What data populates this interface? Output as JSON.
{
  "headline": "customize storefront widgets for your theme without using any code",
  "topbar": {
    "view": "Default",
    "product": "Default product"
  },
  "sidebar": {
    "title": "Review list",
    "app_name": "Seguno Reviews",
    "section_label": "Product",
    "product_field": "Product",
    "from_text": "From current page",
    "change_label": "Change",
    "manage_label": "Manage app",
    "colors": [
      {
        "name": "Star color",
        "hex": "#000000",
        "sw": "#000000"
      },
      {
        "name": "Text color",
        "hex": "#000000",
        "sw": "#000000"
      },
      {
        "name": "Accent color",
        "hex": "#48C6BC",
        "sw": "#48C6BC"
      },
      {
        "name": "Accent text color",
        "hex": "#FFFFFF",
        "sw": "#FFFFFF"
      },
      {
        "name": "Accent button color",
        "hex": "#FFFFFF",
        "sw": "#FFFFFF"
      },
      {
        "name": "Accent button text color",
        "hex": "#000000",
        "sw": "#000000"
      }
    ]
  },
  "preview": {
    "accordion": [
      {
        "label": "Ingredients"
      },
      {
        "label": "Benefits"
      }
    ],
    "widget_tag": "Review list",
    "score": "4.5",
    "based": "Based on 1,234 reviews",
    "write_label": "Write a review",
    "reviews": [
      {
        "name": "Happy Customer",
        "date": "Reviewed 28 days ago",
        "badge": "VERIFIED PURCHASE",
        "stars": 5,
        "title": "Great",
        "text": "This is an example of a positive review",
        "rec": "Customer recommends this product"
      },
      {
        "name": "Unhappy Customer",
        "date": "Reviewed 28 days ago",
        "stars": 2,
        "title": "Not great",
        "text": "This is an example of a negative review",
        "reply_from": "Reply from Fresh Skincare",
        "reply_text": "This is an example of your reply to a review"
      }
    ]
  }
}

(Task brief): Give all of the entries again, word for word.

(Exercise response):
What data populates this interface? Output as JSON.
{
  "headline": "customize storefront widgets for your theme without using any code",
  "topbar": {
    "view": "Default",
    "product": "Default product"
  },
  "sidebar": {
    "title": "Review list",
    "app_name": "Seguno Reviews",
    "section_label": "Product",
    "product_field": "Product",
    "from_text": "From current page",
    "change_label": "Change",
    "manage_label": "Manage app",
    "colors": [
      {
        "name": "Star color",
        "hex": "#000000",
        "sw": "#000000"
      },
      {
        "name": "Text color",
        "hex": "#000000",
        "sw": "#000000"
      },
      {
        "name": "Accent color",
        "hex": "#48C6BC",
        "sw": "#48C6BC"
      },
      {
        "name": "Accent text color",
        "hex": "#FFFFFF",
        "sw": "#FFFFFF"
      },
      {
        "name": "Accent button color",
        "hex": "#FFFFFF",
        "sw": "#FFFFFF"
      },
      {
        "name": "Accent button text color",
        "hex": "#000000",
        "sw": "#000000"
      }
    ]
  },
  "preview": {
    "accordion": [
      {
        "label": "Ingredients"
      },
      {
        "label": "Benefits"
      }
    ],
    "widget_tag": "Review list",
    "score": "4.5",
    "based": "Based on 1,234 reviews",
    "write_label": "Write a review",
    "reviews": [
      {
        "name": "Happy Customer",
        "date": "Reviewed 28 days ago",
        "badge": "VERIFIED PURCHASE",
        "stars": 5,
        "title": "Great",
        "text": "This is an example of a positive review",
        "rec": "Customer recommends this product"
      },
      {
        "name": "Unhappy Customer",
        "date": "Reviewed 28 days ago",
        "stars": 2,
        "title": "Not great",
        "text": "This is an example of a negative review",
        "reply_from": "Reply from Fresh Skincare",
        "reply_text": "This is an example of your reply to a review"
      }
    ]
  }
}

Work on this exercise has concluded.